Extract =
-------
Noise Exposure History |
26. Do you have any history of occupational / military / recreational noise exposure? Yes / no / uncertain |
27. If yes, please describe the type and degree (e.g., every day for x many years, or about once a month) of exposure. |
28. Do you use hearing protection devices during exposure to loud noise? In noise: yes / no |
What type do you wear? earplugs / earmuffs / both |
What percent of time do you wear noise protection devices? ___% |
Tinnitus |
29. Do you experience tinnitus (ringing in your ears)? Yes / no |
30. If yes, is the ringing right / left / both? |
If both, is one ear worse than the other? Yes / no / right / left |
31. Is your tinnitus constant / intermittent? |
32. How long have you had tinnitus? |
33. Was the onset gradual / sudden / uncertain? |
34. Please indicate what kind of sound your tinnitus is (check all that apply): ringing / buzzing / humming / clicking / other (please describe). |
35. What effect does noise exposure have on your tinnitus? None / it is masked (or covered) / it gets louder / it gets softer |
Does this effect last only while you are in noise? Yes / no |
If no, how long does the tinnitus last? __minutes / __hours / __days |
Primary Problem |
36. Please rank the following issues as they relate to each other (e.g., sound tolerance problems are worse than hearing problems, tinnitus is worse than hearing problems): |
Tolerance: 0 to 10 |
Hearing: 0 to 10 |
Tinnitus: 0 to 10 |
A combined interview and self-assessment instrument, in conjunction with measurement of frequency-specific LDLs, offers promise as a sensible approach to facilitate the identification of patients with sound tolerance problems that interfere with successful adjustment to amplification. Together, the resulting responses could, in turn, inform the rehabilitative process. The STIQI, as a combined structured clinician interview and self-report questionnaire instrument, is more likely to assess with greater specificity problem aspects of sound tolerance that cannot be captured by LDL measurements alone. The STIQI should have good face validity based on our clinical experience, but validation of the two-component instrument is essential and remains to be conducted in future research.50
Summary
Differentiating self-perceived loudness and sound tolerance problems related to loudness recruitment and a reduced DR as a consequence of sensorineural hearing loss versus primary hyperacusis is complicated by the poorly defined nature of loudness-based hyperacusis and related conditions, including misophonia, and associated conditions such as tinnitus. However, recognition of the fundamental differences between these two conditions and the above confounding problems can affect aided outcome. The STQ described here represents a preliminary effort to assess the potential utility of a self-report tool to facilitate the identification and differentiation of subjectively significant loudness and sound tolerance complaints that may negatively impact the successful use of amplification or negatively affect the process of adapting to hearing aid use. Our future efforts will focus on realization of a two-component interview instrument and standardized, scorable, validated questionnaire toward this end goal.
-------
Source material =
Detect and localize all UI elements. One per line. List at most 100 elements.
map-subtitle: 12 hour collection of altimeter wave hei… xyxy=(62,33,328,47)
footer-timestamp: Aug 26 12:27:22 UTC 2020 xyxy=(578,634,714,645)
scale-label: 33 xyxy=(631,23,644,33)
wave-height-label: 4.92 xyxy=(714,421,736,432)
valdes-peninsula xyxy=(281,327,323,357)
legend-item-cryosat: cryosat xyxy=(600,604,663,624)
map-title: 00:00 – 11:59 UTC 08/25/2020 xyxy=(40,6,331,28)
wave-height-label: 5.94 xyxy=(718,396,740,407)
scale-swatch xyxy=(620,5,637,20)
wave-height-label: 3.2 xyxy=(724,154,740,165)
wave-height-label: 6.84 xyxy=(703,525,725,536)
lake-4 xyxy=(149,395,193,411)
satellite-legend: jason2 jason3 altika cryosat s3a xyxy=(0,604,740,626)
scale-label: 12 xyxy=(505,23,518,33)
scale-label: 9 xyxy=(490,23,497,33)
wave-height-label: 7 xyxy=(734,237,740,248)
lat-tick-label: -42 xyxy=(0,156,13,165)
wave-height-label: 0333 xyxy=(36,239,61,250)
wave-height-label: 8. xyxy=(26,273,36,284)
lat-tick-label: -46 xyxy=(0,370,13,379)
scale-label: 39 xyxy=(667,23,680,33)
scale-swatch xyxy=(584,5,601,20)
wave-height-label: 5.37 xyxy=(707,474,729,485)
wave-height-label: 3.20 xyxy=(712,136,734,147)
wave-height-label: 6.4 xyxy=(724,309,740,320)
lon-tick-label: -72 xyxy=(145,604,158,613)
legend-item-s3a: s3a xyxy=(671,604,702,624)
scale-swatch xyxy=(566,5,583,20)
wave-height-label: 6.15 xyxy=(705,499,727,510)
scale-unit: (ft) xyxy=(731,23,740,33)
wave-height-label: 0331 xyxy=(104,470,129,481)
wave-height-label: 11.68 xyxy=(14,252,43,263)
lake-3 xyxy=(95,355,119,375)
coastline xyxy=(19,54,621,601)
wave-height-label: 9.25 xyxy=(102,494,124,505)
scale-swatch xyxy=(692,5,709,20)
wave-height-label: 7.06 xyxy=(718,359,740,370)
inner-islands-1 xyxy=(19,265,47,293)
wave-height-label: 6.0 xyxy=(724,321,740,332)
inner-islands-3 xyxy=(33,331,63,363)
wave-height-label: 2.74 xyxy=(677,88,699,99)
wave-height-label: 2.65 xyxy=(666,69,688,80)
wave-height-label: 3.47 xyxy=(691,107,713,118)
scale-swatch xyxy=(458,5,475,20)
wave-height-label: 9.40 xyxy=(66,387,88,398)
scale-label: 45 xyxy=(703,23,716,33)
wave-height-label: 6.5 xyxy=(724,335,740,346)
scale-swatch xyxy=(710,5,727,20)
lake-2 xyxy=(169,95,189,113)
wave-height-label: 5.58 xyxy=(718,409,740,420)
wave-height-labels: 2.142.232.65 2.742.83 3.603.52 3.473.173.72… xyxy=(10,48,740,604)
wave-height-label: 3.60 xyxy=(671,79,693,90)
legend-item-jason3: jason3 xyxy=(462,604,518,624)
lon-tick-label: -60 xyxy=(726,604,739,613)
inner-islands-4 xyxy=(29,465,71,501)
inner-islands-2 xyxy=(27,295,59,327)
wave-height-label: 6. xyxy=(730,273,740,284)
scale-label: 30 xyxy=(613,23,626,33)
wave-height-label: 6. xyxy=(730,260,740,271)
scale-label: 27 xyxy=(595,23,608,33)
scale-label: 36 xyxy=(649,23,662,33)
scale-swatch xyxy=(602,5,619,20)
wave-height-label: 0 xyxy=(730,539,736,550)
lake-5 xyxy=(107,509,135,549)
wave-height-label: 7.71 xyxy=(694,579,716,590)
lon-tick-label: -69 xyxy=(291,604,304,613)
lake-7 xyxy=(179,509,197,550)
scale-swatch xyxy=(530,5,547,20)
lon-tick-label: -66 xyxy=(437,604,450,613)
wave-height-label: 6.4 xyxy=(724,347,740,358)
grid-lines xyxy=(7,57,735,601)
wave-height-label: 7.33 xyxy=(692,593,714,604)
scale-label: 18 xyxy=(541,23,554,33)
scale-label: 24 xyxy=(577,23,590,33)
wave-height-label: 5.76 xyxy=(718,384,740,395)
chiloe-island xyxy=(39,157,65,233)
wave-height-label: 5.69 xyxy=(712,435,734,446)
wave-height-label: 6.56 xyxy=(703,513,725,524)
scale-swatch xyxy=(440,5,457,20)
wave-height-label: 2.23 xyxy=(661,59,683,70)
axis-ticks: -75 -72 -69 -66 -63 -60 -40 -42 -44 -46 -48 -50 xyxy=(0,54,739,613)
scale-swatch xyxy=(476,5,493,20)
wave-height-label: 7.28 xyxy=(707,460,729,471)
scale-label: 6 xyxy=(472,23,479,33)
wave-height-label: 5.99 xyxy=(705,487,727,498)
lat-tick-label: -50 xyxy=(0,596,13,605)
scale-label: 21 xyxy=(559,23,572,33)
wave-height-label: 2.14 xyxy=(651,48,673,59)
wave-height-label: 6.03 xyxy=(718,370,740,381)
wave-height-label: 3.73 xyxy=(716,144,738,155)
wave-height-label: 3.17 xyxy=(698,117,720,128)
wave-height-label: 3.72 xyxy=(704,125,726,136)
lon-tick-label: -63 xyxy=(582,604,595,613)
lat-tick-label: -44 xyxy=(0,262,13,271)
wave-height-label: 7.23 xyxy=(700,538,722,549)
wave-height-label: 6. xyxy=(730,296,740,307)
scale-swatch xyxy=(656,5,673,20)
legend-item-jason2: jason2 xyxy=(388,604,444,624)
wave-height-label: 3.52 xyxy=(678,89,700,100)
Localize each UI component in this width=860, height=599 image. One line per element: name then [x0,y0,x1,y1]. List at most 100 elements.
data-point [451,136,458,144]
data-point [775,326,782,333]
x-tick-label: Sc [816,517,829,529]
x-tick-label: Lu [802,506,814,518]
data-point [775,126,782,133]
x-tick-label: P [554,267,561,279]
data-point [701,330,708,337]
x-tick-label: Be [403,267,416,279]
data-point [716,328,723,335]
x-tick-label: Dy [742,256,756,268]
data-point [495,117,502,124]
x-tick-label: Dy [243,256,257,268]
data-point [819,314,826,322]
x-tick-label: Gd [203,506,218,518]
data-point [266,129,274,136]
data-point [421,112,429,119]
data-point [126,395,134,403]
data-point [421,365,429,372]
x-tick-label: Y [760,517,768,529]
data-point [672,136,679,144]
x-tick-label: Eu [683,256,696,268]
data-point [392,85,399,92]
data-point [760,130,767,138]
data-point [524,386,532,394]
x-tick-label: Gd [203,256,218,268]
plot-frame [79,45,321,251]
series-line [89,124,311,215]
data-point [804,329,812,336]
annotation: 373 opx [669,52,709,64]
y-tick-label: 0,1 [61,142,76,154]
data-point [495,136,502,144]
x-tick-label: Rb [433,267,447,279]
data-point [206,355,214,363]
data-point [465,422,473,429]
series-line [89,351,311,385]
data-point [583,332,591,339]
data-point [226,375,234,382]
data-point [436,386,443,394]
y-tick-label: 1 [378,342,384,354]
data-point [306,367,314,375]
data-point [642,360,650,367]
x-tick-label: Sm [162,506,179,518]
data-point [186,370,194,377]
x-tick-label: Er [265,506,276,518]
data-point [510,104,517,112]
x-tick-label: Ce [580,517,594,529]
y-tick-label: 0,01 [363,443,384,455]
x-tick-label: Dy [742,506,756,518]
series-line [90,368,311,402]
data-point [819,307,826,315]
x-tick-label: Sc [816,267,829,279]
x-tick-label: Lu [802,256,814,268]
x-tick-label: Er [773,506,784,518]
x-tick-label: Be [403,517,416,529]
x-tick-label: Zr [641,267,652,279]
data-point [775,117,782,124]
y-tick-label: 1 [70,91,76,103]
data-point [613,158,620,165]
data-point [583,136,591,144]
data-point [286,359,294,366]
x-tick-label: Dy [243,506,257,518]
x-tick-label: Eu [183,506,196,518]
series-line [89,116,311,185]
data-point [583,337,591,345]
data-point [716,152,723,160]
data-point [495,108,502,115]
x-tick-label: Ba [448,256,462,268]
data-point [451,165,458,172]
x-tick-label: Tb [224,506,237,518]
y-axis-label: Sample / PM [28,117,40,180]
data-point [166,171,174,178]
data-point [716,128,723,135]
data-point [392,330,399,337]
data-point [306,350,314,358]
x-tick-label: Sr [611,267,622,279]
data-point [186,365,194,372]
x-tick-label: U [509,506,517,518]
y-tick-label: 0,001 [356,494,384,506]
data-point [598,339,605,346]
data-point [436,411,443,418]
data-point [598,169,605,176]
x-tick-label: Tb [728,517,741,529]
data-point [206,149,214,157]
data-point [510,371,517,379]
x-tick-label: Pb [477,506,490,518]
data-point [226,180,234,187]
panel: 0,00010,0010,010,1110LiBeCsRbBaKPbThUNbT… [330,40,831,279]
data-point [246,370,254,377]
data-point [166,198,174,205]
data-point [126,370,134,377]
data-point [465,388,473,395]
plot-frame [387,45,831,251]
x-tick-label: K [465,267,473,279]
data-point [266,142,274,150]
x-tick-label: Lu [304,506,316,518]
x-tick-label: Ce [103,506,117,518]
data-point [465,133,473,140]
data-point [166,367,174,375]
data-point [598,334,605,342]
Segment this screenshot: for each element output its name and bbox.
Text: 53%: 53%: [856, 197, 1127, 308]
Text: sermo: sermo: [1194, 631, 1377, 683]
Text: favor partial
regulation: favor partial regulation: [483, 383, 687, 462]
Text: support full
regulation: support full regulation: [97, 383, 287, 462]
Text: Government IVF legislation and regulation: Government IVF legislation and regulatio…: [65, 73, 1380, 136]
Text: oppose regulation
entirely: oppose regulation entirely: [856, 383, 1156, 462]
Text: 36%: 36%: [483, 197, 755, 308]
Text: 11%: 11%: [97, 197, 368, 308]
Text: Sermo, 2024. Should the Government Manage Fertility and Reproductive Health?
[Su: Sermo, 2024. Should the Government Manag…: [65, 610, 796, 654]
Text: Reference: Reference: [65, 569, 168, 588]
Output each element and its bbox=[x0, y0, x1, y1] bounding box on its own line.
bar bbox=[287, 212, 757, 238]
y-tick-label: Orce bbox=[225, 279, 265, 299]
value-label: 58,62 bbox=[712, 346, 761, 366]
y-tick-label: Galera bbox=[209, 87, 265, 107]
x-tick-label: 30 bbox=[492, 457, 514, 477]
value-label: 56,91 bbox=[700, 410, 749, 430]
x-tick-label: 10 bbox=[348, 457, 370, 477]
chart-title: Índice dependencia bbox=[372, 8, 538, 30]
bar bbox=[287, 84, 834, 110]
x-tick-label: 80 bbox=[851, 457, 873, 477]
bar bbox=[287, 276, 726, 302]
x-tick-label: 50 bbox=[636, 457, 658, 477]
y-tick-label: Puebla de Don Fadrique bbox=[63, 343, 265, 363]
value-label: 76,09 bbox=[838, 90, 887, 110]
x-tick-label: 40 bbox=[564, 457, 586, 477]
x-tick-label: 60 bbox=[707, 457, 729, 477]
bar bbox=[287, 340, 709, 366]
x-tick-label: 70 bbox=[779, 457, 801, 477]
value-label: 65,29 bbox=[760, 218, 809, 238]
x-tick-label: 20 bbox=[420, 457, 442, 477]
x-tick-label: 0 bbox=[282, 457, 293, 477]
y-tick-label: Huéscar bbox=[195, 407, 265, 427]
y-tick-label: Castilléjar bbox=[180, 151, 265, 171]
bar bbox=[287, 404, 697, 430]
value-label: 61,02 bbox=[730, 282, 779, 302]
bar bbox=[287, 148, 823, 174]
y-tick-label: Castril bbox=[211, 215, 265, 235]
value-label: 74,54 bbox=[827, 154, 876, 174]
-------
Questions on the material =
(1) Answer these questions from the sound tolerance extract, one line each:
(a) What types of hearing protection devices does the questionnaire list?
(b) On what scale are tolerance, hearing, and tinnitus ranked?
(c) What two components make up the STIQI?
(2) According to the sound tolerance extract, why is the STIQI more likely than LDL measurements to assess problem aspects of sound tolerance with greater specificity? Answer in one to three sentences.
(3) Pick up the sound tolerance extract after its final sentence and continue it.

Per-task answers =
(1)
(a) Earplugs, earmuffs, or both.
(b) 0 to 10.
(c) A structured clinician interview and a self-report questionnaire.

(2) The STIQI combines a structured clinician interview with a self-report questionnaire. This combination lets it capture problem aspects of sound tolerance that LDL measurements alone cannot capture.

(3)
Acknowledgments
This research was supported by a Public Health Service research award (parent grant NIDCD R01DC04678) from the National Institutes of Health to Craig Formby and by a pair of companion supplement awards. Work was started while LaGuinn Sherlock and Craig Formby were at the University of Maryland, Baltimore. We gratefully acknowledge assistance from Susan Gold in identifying content for the STQ, and from Sue Ann Erdman for assistance in selecting the content and structure of the questionnaire and for constructive criticism of the manuscript. We would like to acknowledge also the assistance provided by Monica Hawley in entering the handwritten responses on the STQ to electronic format. Karen Tucker prepared the final draft of this manuscript. We are grateful to the students who provided assistance in conducting this study: Justine Cannavo, Allyson Segar, and Christine Gmitter Masuicca.
Notes
The views expressed in this article are those of the authors and do not reflect the official policy of the Department of the Army, the Department of the Navy, the Department of the Air Force, the Department of Defense, or the U.S. Government.